Task requirements. Give the number of lines that contain the string "Parse", and nothing else.

-- Start of Records for this exercise --

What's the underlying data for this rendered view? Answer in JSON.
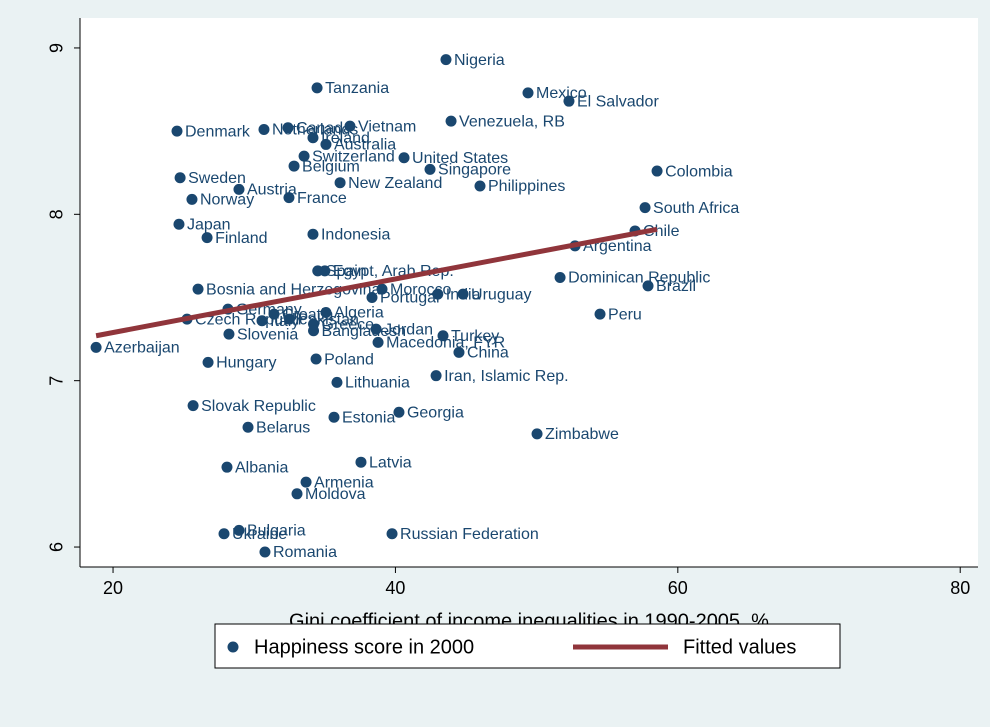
{
  "chart_data": {
    "type": "scatter",
    "xlabel": "Gini coefficient of income inequalities in 1990-2005, %",
    "xlim": [
      17.66,
      81.26
    ],
    "xticks": [
      20,
      40,
      60,
      80
    ],
    "ylim": [
      5.88,
      9.18
    ],
    "yticks": [
      6,
      7,
      8,
      9
    ],
    "legend": "bottom",
    "series": [
      {
        "name": "Happiness score in 2000",
        "color": "#1a476f",
        "labels": [
          "Nigeria",
          "Tanzania",
          "Mexico",
          "El Salvador",
          "Venezuela, RB",
          "Denmark",
          "Netherlands",
          "Canada",
          "Vietnam",
          "Ireland",
          "Australia",
          "Switzerland",
          "United States",
          "Belgium",
          "Singapore",
          "Colombia",
          "Sweden",
          "New Zealand",
          "Philippines",
          "Austria",
          "France",
          "Norway",
          "South Africa",
          "Japan",
          "Chile",
          "Finland",
          "Indonesia",
          "Argentina",
          "Spain",
          "Egypt, Arab Rep.",
          "Dominican Republic",
          "Morocco",
          "Portugal",
          "India",
          "Uruguay",
          "Bosnia and Herzegovina",
          "Brazil",
          "Peru",
          "Czech Republic",
          "Germany",
          "Algeria",
          "Croatia",
          "Italy",
          "Pakistan",
          "Greece",
          "Bangladesh",
          "Jordan",
          "Macedonia, FYR",
          "Turkey",
          "China",
          "Slovenia",
          "Azerbaijan",
          "Poland",
          "Hungary",
          "Lithuania",
          "Iran, Islamic Rep.",
          "Slovak Republic",
          "Estonia",
          "Georgia",
          "Belarus",
          "Zimbabwe",
          "Albania",
          "Latvia",
          "Armenia",
          "Moldova",
          "Ukraine",
          "Bulgaria",
          "Russian Federation",
          "Romania"
        ],
        "x": [
          43.58,
          34.45,
          49.39,
          52.29,
          43.94,
          24.53,
          30.69,
          32.39,
          36.78,
          34.16,
          35.08,
          33.53,
          40.61,
          32.82,
          42.45,
          58.53,
          24.75,
          36.08,
          45.99,
          28.92,
          32.46,
          25.59,
          57.68,
          24.67,
          56.97,
          26.66,
          34.16,
          52.72,
          34.5,
          35.0,
          51.66,
          39.05,
          38.34,
          43.0,
          44.79,
          26.02,
          57.89,
          54.49,
          25.24,
          28.14,
          35.08,
          31.4,
          30.55,
          32.5,
          34.2,
          34.2,
          38.63,
          38.77,
          43.37,
          44.5,
          28.21,
          18.8,
          34.38,
          26.73,
          35.86,
          42.88,
          25.67,
          35.65,
          40.25,
          29.56,
          50.03,
          28.07,
          37.56,
          33.67,
          33.03,
          27.86,
          28.92,
          39.76,
          30.76
        ],
        "values": [
          8.93,
          8.76,
          8.73,
          8.68,
          8.56,
          8.5,
          8.51,
          8.52,
          8.53,
          8.46,
          8.42,
          8.35,
          8.34,
          8.29,
          8.27,
          8.26,
          8.22,
          8.19,
          8.17,
          8.15,
          8.1,
          8.09,
          8.04,
          7.94,
          7.9,
          7.86,
          7.88,
          7.81,
          7.66,
          7.66,
          7.62,
          7.55,
          7.5,
          7.52,
          7.52,
          7.55,
          7.57,
          7.4,
          7.37,
          7.43,
          7.41,
          7.4,
          7.36,
          7.37,
          7.34,
          7.3,
          7.31,
          7.23,
          7.27,
          7.17,
          7.28,
          7.2,
          7.13,
          7.11,
          6.99,
          7.03,
          6.85,
          6.78,
          6.81,
          6.72,
          6.68,
          6.48,
          6.51,
          6.39,
          6.32,
          6.08,
          6.1,
          6.08,
          5.97
        ]
      },
      {
        "name": "Fitted values",
        "color": "#90353b",
        "type": "line",
        "x": [
          18.8,
          58.53
        ],
        "values": [
          7.27,
          7.91
        ]
      }
    ]
  }
}
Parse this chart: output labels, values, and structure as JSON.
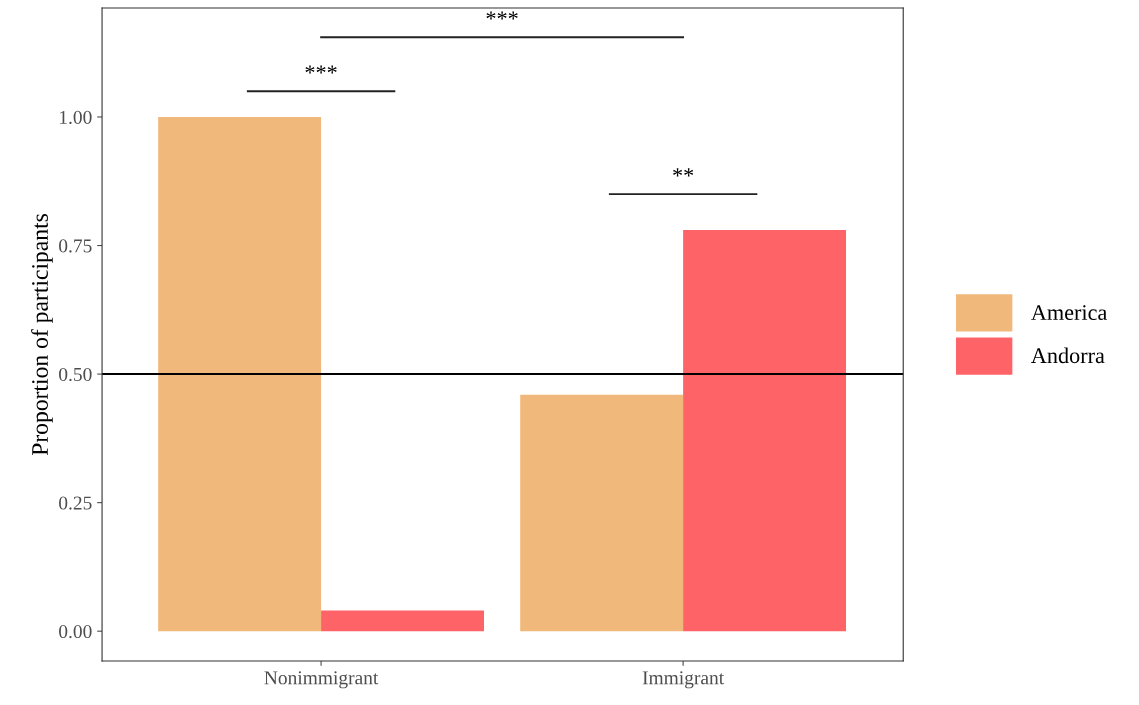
{
  "chart_data": {
    "type": "bar",
    "ylabel": "Proportion of participants",
    "categories": [
      "Nonimmigrant",
      "Immigrant"
    ],
    "series": [
      {
        "name": "America",
        "color": "#f0b97b",
        "values": [
          1.0,
          0.46
        ]
      },
      {
        "name": "Andorra",
        "color": "#fe6367",
        "values": [
          0.04,
          0.78
        ]
      }
    ],
    "ylim": [
      -0.058,
      1.212
    ],
    "yticks": [
      {
        "value": 0,
        "label": "0.00"
      },
      {
        "value": 0.25,
        "label": "0.25"
      },
      {
        "value": 0.5,
        "label": "0.50"
      },
      {
        "value": 0.75,
        "label": "0.75"
      },
      {
        "value": 1.0,
        "label": "1.00"
      }
    ],
    "ref_lines": [
      {
        "axis": "y",
        "value": 0.5,
        "color": "#000000"
      }
    ],
    "annotations": [
      "***",
      "**",
      "***"
    ],
    "legend": "right",
    "grid": false
  }
}
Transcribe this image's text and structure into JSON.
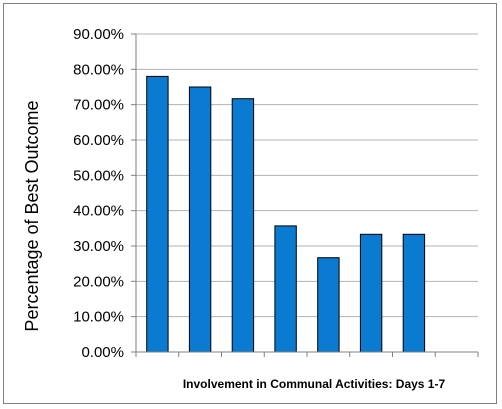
{
  "chart_data": {
    "type": "bar",
    "categories": [
      "",
      "",
      "",
      "",
      "",
      "",
      "",
      ""
    ],
    "values": [
      0.78,
      0.75,
      0.717,
      0.357,
      0.267,
      0.333,
      0.333,
      0
    ],
    "ylabel": "Percentage of Best Outcome",
    "xlabel": "Involvement in Communal Activities: Days 1-7",
    "ylim": [
      0,
      0.9
    ],
    "yticks": [
      "0.00%",
      "10.00%",
      "20.00%",
      "30.00%",
      "40.00%",
      "50.00%",
      "60.00%",
      "70.00%",
      "80.00%",
      "90.00%"
    ],
    "grid": true,
    "legend": "none",
    "colors": {
      "bar": "#0a7bd1",
      "bar_edge": "#000000",
      "grid": "#b3b3b3",
      "axis": "#808080"
    }
  }
}
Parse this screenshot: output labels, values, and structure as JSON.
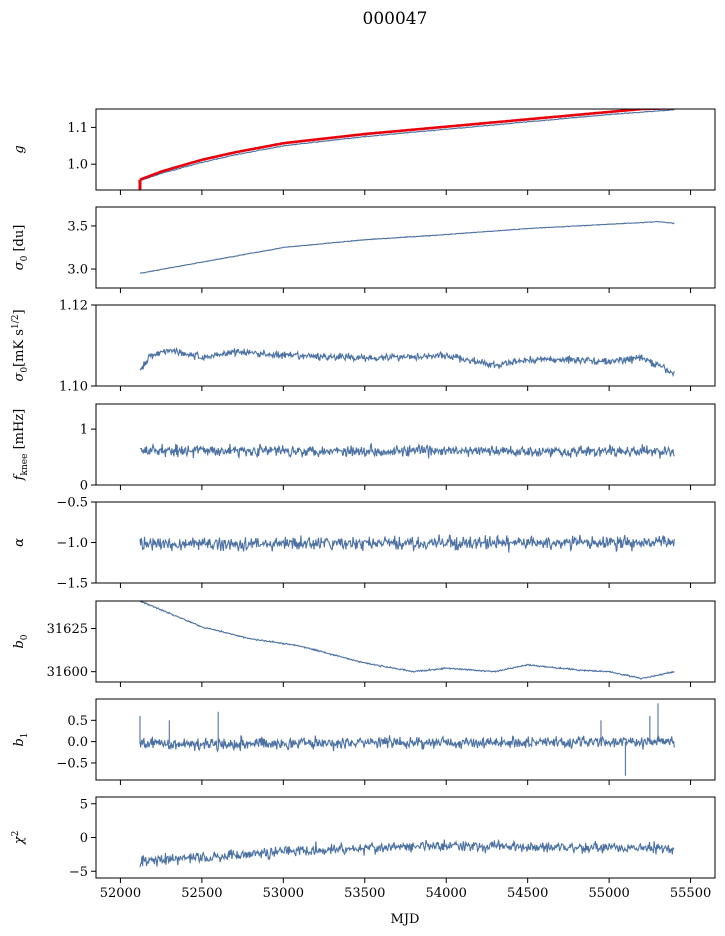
{
  "figure_title": "000047",
  "colors": {
    "series": "#4c72a4",
    "reference": "#e8000b",
    "frame": "#000000"
  },
  "chart_data": [
    {
      "type": "line",
      "ylabel": "g",
      "xlabel": "",
      "xlim": [
        51850,
        55650
      ],
      "ylim": [
        0.93,
        1.15
      ],
      "yticks": [
        1.0,
        1.1
      ],
      "ytick_labels": [
        "1.0",
        "1.1"
      ],
      "series_style": "trend",
      "trend": [
        [
          52120,
          0.955
        ],
        [
          52250,
          0.975
        ],
        [
          52500,
          1.005
        ],
        [
          52700,
          1.025
        ],
        [
          53000,
          1.05
        ],
        [
          53500,
          1.075
        ],
        [
          54000,
          1.095
        ],
        [
          54500,
          1.115
        ],
        [
          55000,
          1.135
        ],
        [
          55400,
          1.148
        ]
      ],
      "noise": 0.001,
      "red_series": {
        "trend": [
          [
            52120,
            0.958
          ],
          [
            52250,
            0.98
          ],
          [
            52500,
            1.012
          ],
          [
            52700,
            1.032
          ],
          [
            53000,
            1.057
          ],
          [
            53500,
            1.082
          ],
          [
            54000,
            1.102
          ],
          [
            54500,
            1.122
          ],
          [
            55000,
            1.142
          ],
          [
            55200,
            1.15
          ],
          [
            55400,
            1.152
          ]
        ],
        "spike_x": 52120,
        "spike_y": [
          0.93,
          0.958
        ]
      }
    },
    {
      "type": "line",
      "ylabel": "σ0 [du]",
      "xlabel": "",
      "xlim": [
        51850,
        55650
      ],
      "ylim": [
        2.78,
        3.72
      ],
      "yticks": [
        3.0,
        3.5
      ],
      "ytick_labels": [
        "3.0",
        "3.5"
      ],
      "series_style": "trend",
      "trend": [
        [
          52120,
          2.95
        ],
        [
          52500,
          3.08
        ],
        [
          53000,
          3.25
        ],
        [
          53500,
          3.34
        ],
        [
          54000,
          3.4
        ],
        [
          54500,
          3.47
        ],
        [
          55000,
          3.52
        ],
        [
          55300,
          3.55
        ],
        [
          55400,
          3.53
        ]
      ],
      "noise": 0.004
    },
    {
      "type": "line",
      "ylabel": "σ0[mK s^1/2]",
      "xlabel": "",
      "xlim": [
        51850,
        55650
      ],
      "ylim": [
        1.1,
        1.12
      ],
      "yticks": [
        1.1,
        1.12
      ],
      "ytick_labels": [
        "1.10",
        "1.12"
      ],
      "series_style": "noise",
      "trend": [
        [
          52120,
          1.1035
        ],
        [
          52180,
          1.1075
        ],
        [
          52300,
          1.109
        ],
        [
          52500,
          1.107
        ],
        [
          52700,
          1.1085
        ],
        [
          53000,
          1.1075
        ],
        [
          53500,
          1.107
        ],
        [
          54000,
          1.1075
        ],
        [
          54300,
          1.105
        ],
        [
          54500,
          1.1065
        ],
        [
          54800,
          1.1065
        ],
        [
          55000,
          1.106
        ],
        [
          55200,
          1.107
        ],
        [
          55400,
          1.103
        ]
      ],
      "noise": 0.0009
    },
    {
      "type": "line",
      "ylabel": "f_knee [mHz]",
      "xlabel": "",
      "xlim": [
        51850,
        55650
      ],
      "ylim": [
        0.0,
        1.45
      ],
      "yticks": [
        0,
        1
      ],
      "ytick_labels": [
        "0",
        "1"
      ],
      "series_style": "noise",
      "trend": [
        [
          52120,
          0.62
        ],
        [
          55400,
          0.6
        ]
      ],
      "noise": 0.1
    },
    {
      "type": "line",
      "ylabel": "α",
      "xlabel": "",
      "xlim": [
        51850,
        55650
      ],
      "ylim": [
        -1.5,
        -0.5
      ],
      "yticks": [
        -1.5,
        -1.0,
        -0.5
      ],
      "ytick_labels": [
        "−1.5",
        "−1.0",
        "−0.5"
      ],
      "series_style": "noise",
      "trend": [
        [
          52120,
          -1.02
        ],
        [
          55400,
          -1.0
        ]
      ],
      "noise": 0.08
    },
    {
      "type": "line",
      "ylabel": "b0",
      "xlabel": "",
      "xlim": [
        51850,
        55650
      ],
      "ylim": [
        31594,
        31641
      ],
      "yticks": [
        31600,
        31625
      ],
      "ytick_labels": [
        "31600",
        "31625"
      ],
      "series_style": "trend",
      "trend": [
        [
          52120,
          31641
        ],
        [
          52300,
          31634
        ],
        [
          52500,
          31626
        ],
        [
          52800,
          31619
        ],
        [
          53100,
          31615
        ],
        [
          53500,
          31605
        ],
        [
          53800,
          31600
        ],
        [
          54000,
          31602
        ],
        [
          54300,
          31600
        ],
        [
          54500,
          31604
        ],
        [
          54800,
          31601
        ],
        [
          55000,
          31600
        ],
        [
          55200,
          31596
        ],
        [
          55400,
          31600
        ]
      ],
      "noise": 0.4
    },
    {
      "type": "line",
      "ylabel": "b1",
      "xlabel": "",
      "xlim": [
        51850,
        55650
      ],
      "ylim": [
        -0.9,
        1.0
      ],
      "yticks": [
        -0.5,
        0.0,
        0.5
      ],
      "ytick_labels": [
        "−0.5",
        "0.0",
        "0.5"
      ],
      "series_style": "noise",
      "trend": [
        [
          52120,
          -0.05
        ],
        [
          55400,
          0.0
        ]
      ],
      "noise": 0.14,
      "spikes": [
        [
          52120,
          0.6
        ],
        [
          52300,
          0.5
        ],
        [
          52600,
          0.7
        ],
        [
          54950,
          0.5
        ],
        [
          55100,
          -0.8
        ],
        [
          55250,
          0.6
        ],
        [
          55300,
          0.9
        ]
      ]
    },
    {
      "type": "line",
      "ylabel": "χ²",
      "xlabel": "MJD",
      "xlim": [
        51850,
        55650
      ],
      "ylim": [
        -6,
        6
      ],
      "yticks": [
        -5,
        0,
        5
      ],
      "ytick_labels": [
        "−5",
        "0",
        "5"
      ],
      "xticks": [
        52000,
        52500,
        53000,
        53500,
        54000,
        54500,
        55000,
        55500
      ],
      "xtick_labels": [
        "52000",
        "52500",
        "53000",
        "53500",
        "54000",
        "54500",
        "55000",
        "55500"
      ],
      "series_style": "noise",
      "trend": [
        [
          52120,
          -3.5
        ],
        [
          52500,
          -3.0
        ],
        [
          53000,
          -2.0
        ],
        [
          53500,
          -1.6
        ],
        [
          54000,
          -1.2
        ],
        [
          55000,
          -1.5
        ],
        [
          55400,
          -1.6
        ]
      ],
      "noise": 0.8
    }
  ]
}
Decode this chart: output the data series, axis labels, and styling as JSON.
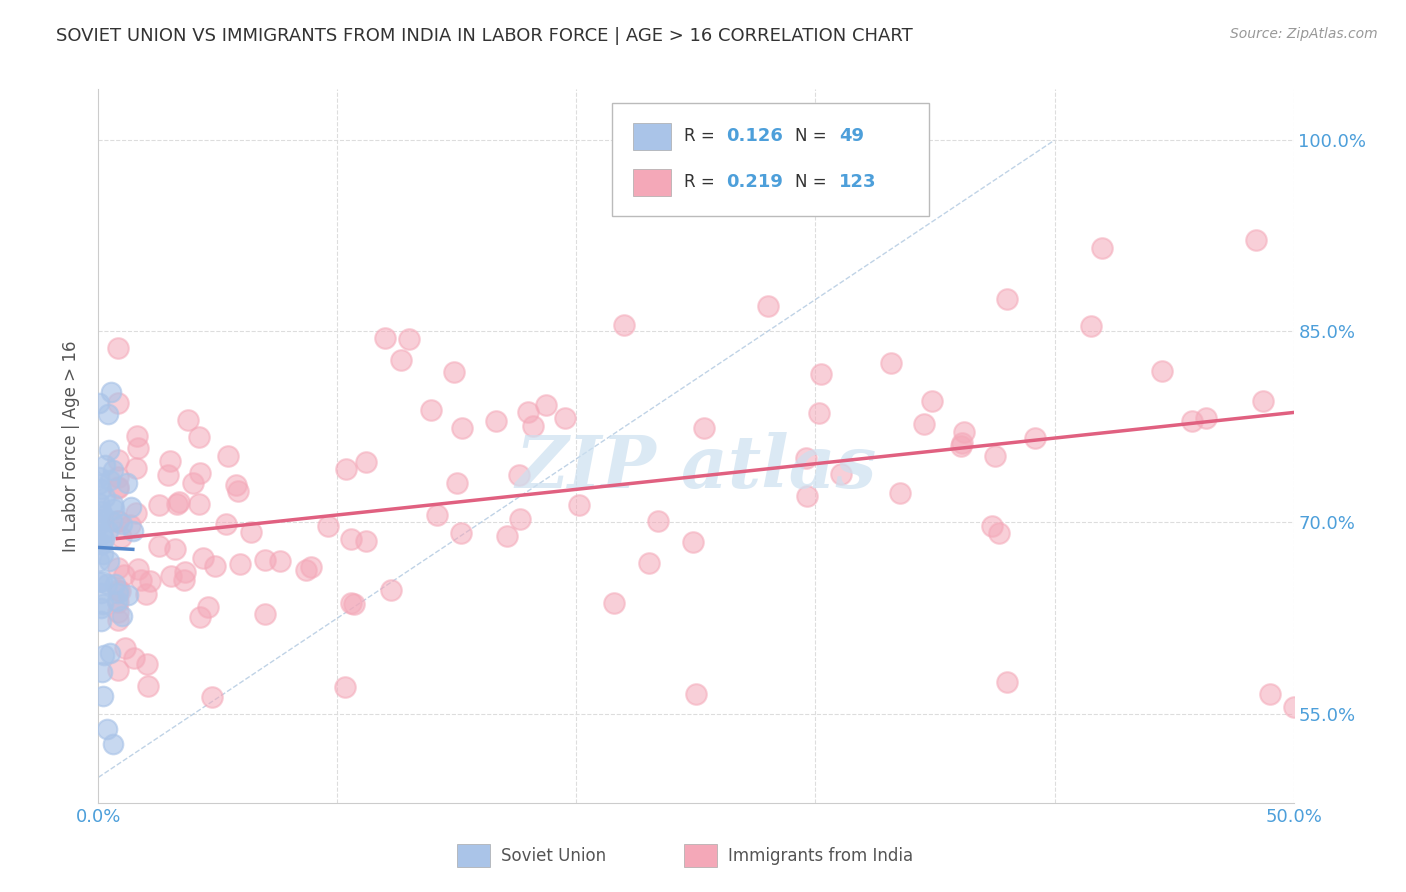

-- End of Records for this exercise --

Full answer. 2